[Collected data entries]
-*-

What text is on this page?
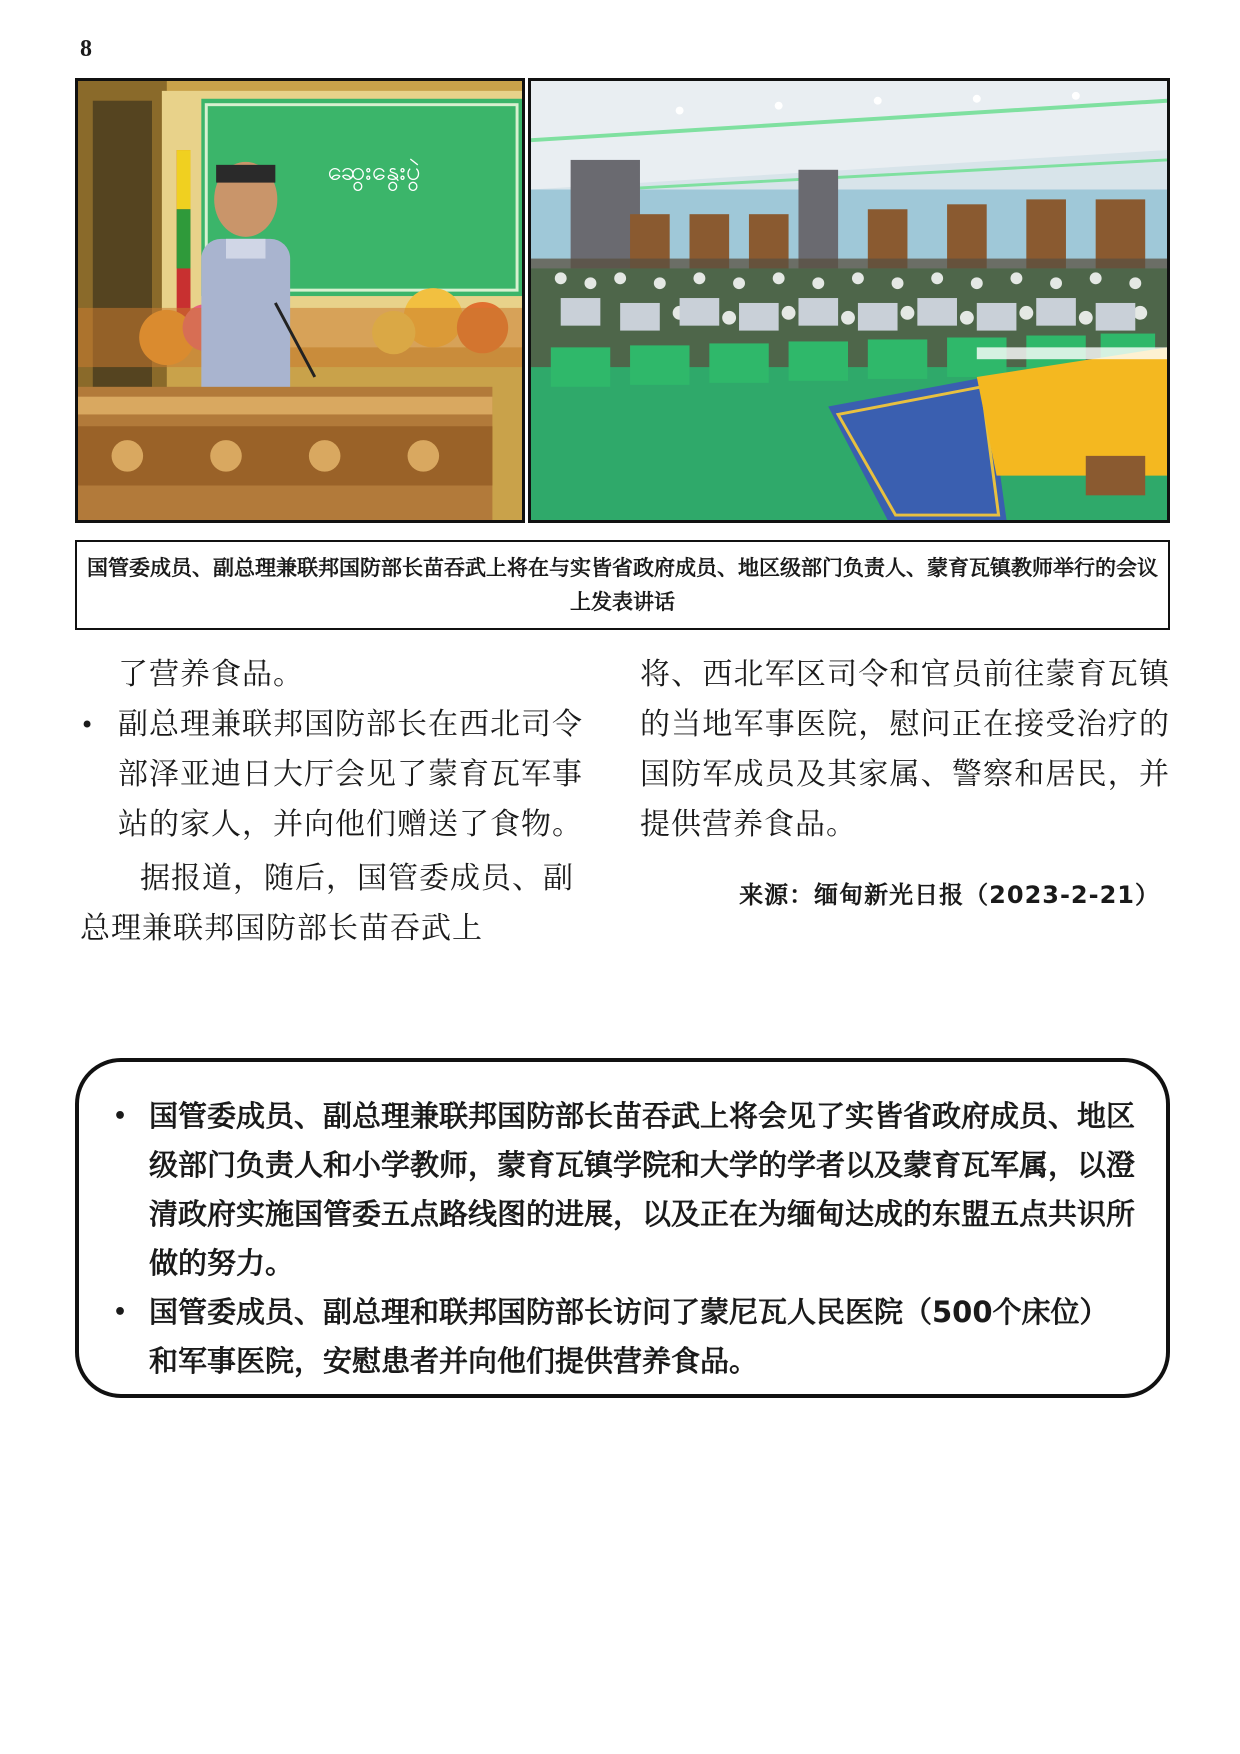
8
ဆွေးနွေးပွဲ
国管委成员、副总理兼联邦国防部长苗吞武上将在与实皆省政府成员、地区级部门负责人、蒙育瓦镇教师举行的会议上发表讲话

了营养食品。

• 副总理兼联邦国防部长在西北司令部泽亚迪日大厅会见了蒙育瓦军事站的家人，并向他们赠送了食物。

据报道，随后，国管委成员、副总理兼联邦国防部长苗吞武上

将、西北军区司令和官员前往蒙育瓦镇的当地军事医院，慰问正在接受治疗的国防军成员及其家属、警察和居民，并提供营养食品。

来源：缅甸新光日报（2023-2-21）

• 国管委成员、副总理兼联邦国防部长苗吞武上将会见了实皆省政府成员、地区级部门负责人和小学教师，蒙育瓦镇学院和大学的学者以及蒙育瓦军属，以澄清政府实施国管委五点路线图的进展，以及正在为缅甸达成的东盟五点共识所做的努力。
• 国管委成员、副总理和联邦国防部长访问了蒙尼瓦人民医院（500个床位）和军事医院，安慰患者并向他们提供营养食品。
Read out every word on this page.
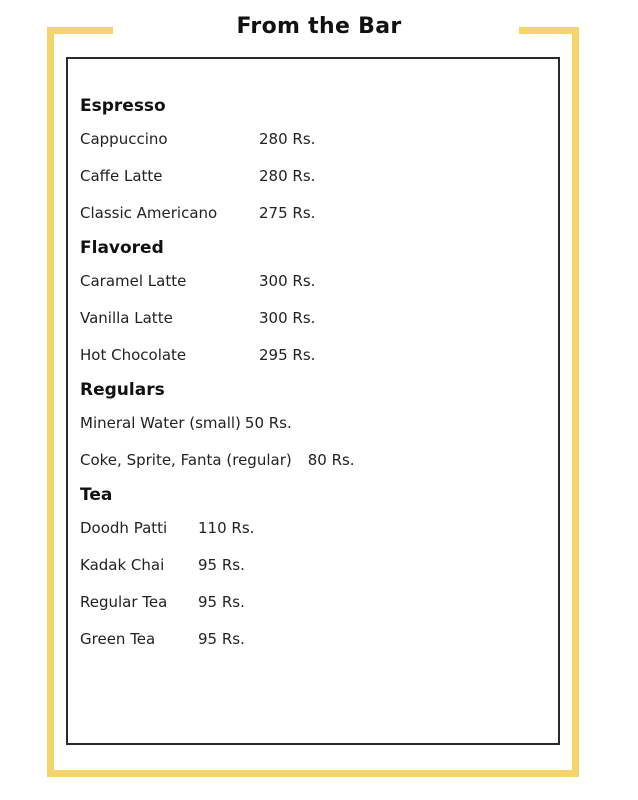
From the Bar
Espresso
Cappuccino	280 Rs.
Caffe Latte	280 Rs.
Classic Americano	275 Rs.
Flavored
Caramel Latte	300 Rs.
Vanilla Latte	300 Rs.
Hot Chocolate	295 Rs.
Regulars
Mineral Water (small) 50 Rs.
Coke, Sprite, Fanta (regular) 80 Rs.
Tea
Doodh Patti 110 Rs.
Kadak Chai 95 Rs.
Regular Tea 95 Rs.
Green Tea	95 Rs.
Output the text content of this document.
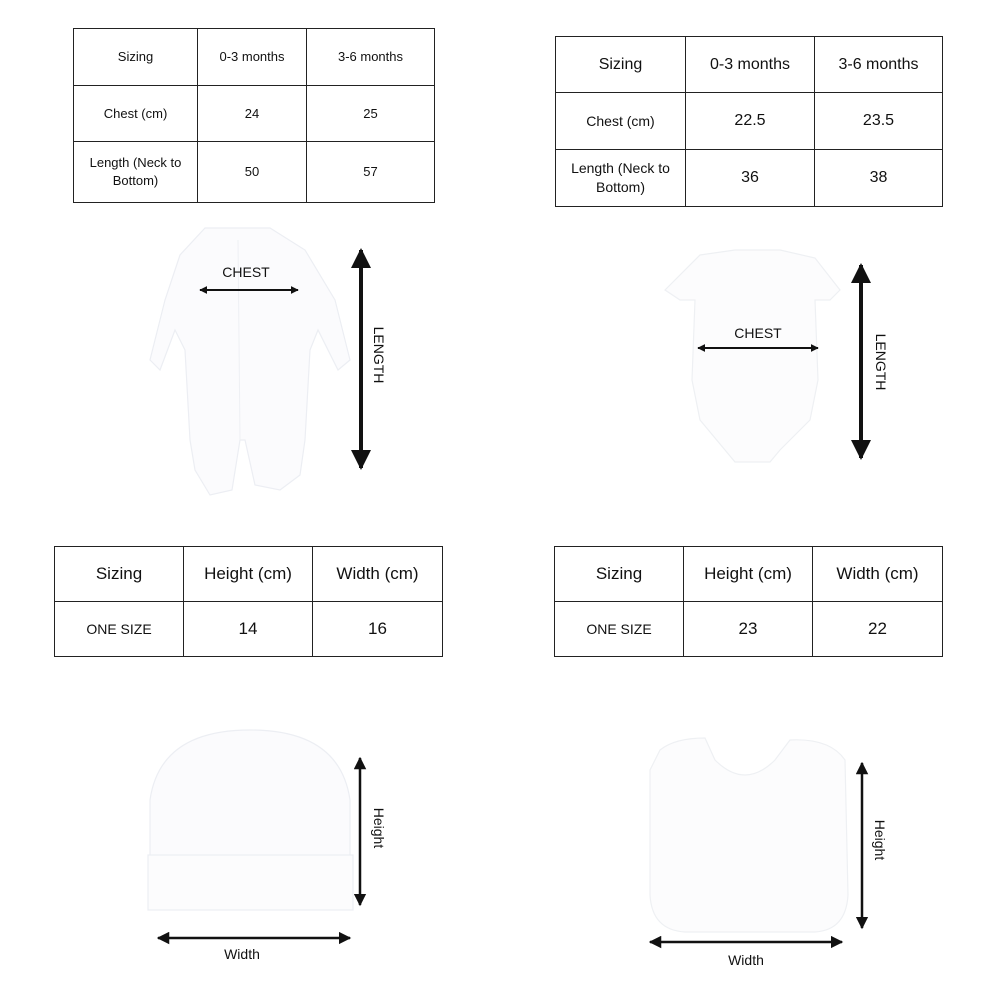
Sizing	0-3 months	3-6 months
Chest (cm)	24	25
Length (Neck to Bottom)	50	57
Sizing	0-3 months	3-6 months
Chest (cm)	22.5	23.5
Length (Neck to Bottom)	36	38
Sizing	Height (cm)	Width (cm)
ONE SIZE	14	16
Sizing	Height (cm)	Width (cm)
ONE SIZE	23	22
CHEST
LENGTH	CHEST
LENGTH
Height
Width
Height
Width
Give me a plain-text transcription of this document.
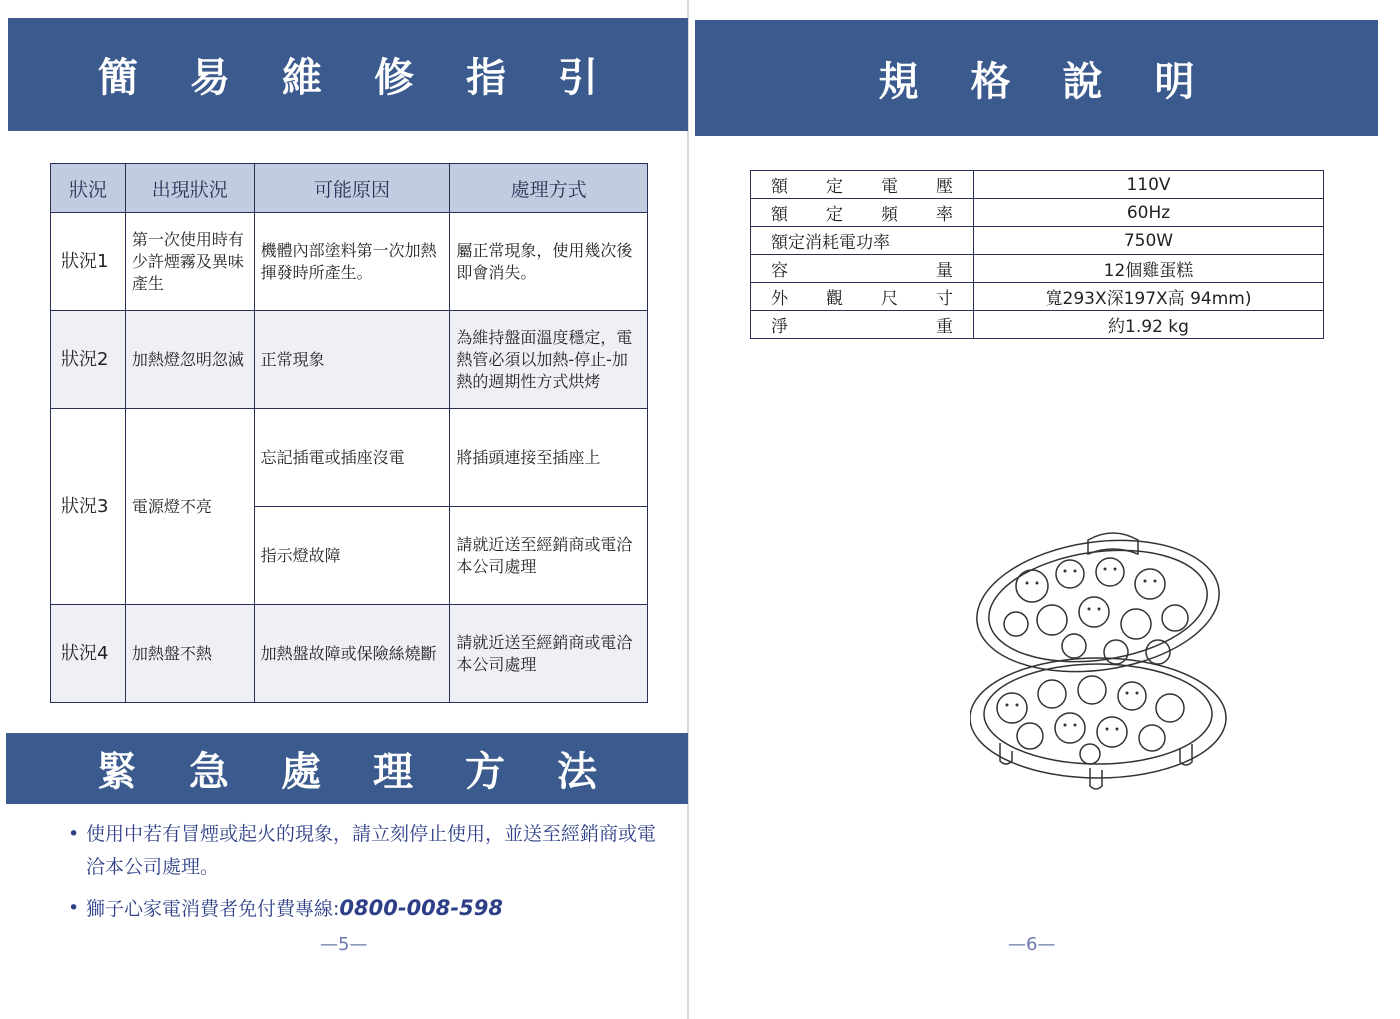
簡 易 維 修 指 引
狀況	出現狀況	可能原因	處理方式
狀況1	第一次使用時有少許煙霧及異味產生	機體內部塗料第一次加熱揮發時所產生。	屬正常現象，使用幾次後即會消失。
狀況2	加熱燈忽明忽滅	正常現象	為維持盤面溫度穩定，電熱管必須以加熱-停止-加熱的週期性方式烘烤
狀況3	電源燈不亮	忘記插電或插座沒電	將插頭連接至插座上
		指示燈故障	請就近送至經銷商或電洽本公司處理
狀況4	加熱盤不熱	加熱盤故障或保險絲燒斷	請就近送至經銷商或電洽本公司處理
緊 急 處 理 方 法
• 使用中若有冒煙或起火的現象，請立刻停止使用，並送至經銷商或電洽本公司處理。
• 獅子心家電消費者免付費專線:0800-008-598
—5—
規 格 說 明
額 定 電 壓	110V

額 定 頻 率	60Hz
額定消耗電功率	750W

容 量	12個雞蛋糕

外 觀 尺 寸	寬293X深197X高 94mm)

淨 重	約1.92 kg
—6—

-*-

» **Task**: All the records above need to be given again word for word. Skip the pictures.

» **Exercise output**:
What text is on this page?
8
ဆွေးနွေးပွဲ
国管委成员、副总理兼联邦国防部长苗吞武上将在与实皆省政府成员、地区级部门负责人、蒙育瓦镇教师举行的会议上发表讲话

了营养食品。

• 副总理兼联邦国防部长在西北司令部泽亚迪日大厅会见了蒙育瓦军事站的家人，并向他们赠送了食物。

据报道，随后，国管委成员、副总理兼联邦国防部长苗吞武上

将、西北军区司令和官员前往蒙育瓦镇的当地军事医院，慰问正在接受治疗的国防军成员及其家属、警察和居民，并提供营养食品。

来源：缅甸新光日报（2023-2-21）

• 国管委成员、副总理兼联邦国防部长苗吞武上将会见了实皆省政府成员、地区级部门负责人和小学教师，蒙育瓦镇学院和大学的学者以及蒙育瓦军属，以澄清政府实施国管委五点路线图的进展，以及正在为缅甸达成的东盟五点共识所做的努力。
• 国管委成员、副总理和联邦国防部长访问了蒙尼瓦人民医院（500个床位）和军事医院，安慰患者并向他们提供营养食品。
Read out every word on this page.
From the Bar
Espresso
Cappuccino	280 Rs.
Caffe Latte	280 Rs.
Classic Americano	275 Rs.
Flavored
Caramel Latte	300 Rs.
Vanilla Latte	300 Rs.
Hot Chocolate	295 Rs.
Regulars
Mineral Water (small) 50 Rs.
Coke, Sprite, Fanta (regular) 80 Rs.
Tea
Doodh Patti 110 Rs.
Kadak Chai 95 Rs.
Regular Tea 95 Rs.
Green Tea	95 Rs.
Output the text content of this document.
Sizing	0-3 months	3-6 months
Chest (cm)	24	25
Length (Neck to Bottom)	50	57
Sizing	0-3 months	3-6 months
Chest (cm)	22.5	23.5
Length (Neck to Bottom)	36	38
Sizing	Height (cm)	Width (cm)
ONE SIZE	14	16
Sizing	Height (cm)	Width (cm)
ONE SIZE	23	22
CHEST
LENGTH	CHEST
LENGTH
Height
Width
Height
Width
Give me a plain-text transcription of this document.
簡 易 維 修 指 引
狀況	出現狀況	可能原因	處理方式
狀況1	第一次使用時有少許煙霧及異味產生	機體內部塗料第一次加熱揮發時所產生。	屬正常現象，使用幾次後即會消失。
狀況2	加熱燈忽明忽滅	正常現象	為維持盤面溫度穩定，電熱管必須以加熱-停止-加熱的週期性方式烘烤
狀況3	電源燈不亮	忘記插電或插座沒電	將插頭連接至插座上
		指示燈故障	請就近送至經銷商或電洽本公司處理
狀況4	加熱盤不熱	加熱盤故障或保險絲燒斷	請就近送至經銷商或電洽本公司處理
緊 急 處 理 方 法
• 使用中若有冒煙或起火的現象，請立刻停止使用，並送至經銷商或電洽本公司處理。
• 獅子心家電消費者免付費專線:0800-008-598
—5—
規 格 說 明
額 定 電 壓	110V

額 定 頻 率	60Hz
額定消耗電功率	750W

容 量	12個雞蛋糕

外 觀 尺 寸	寬293X深197X高 94mm)

淨 重	約1.92 kg
—6—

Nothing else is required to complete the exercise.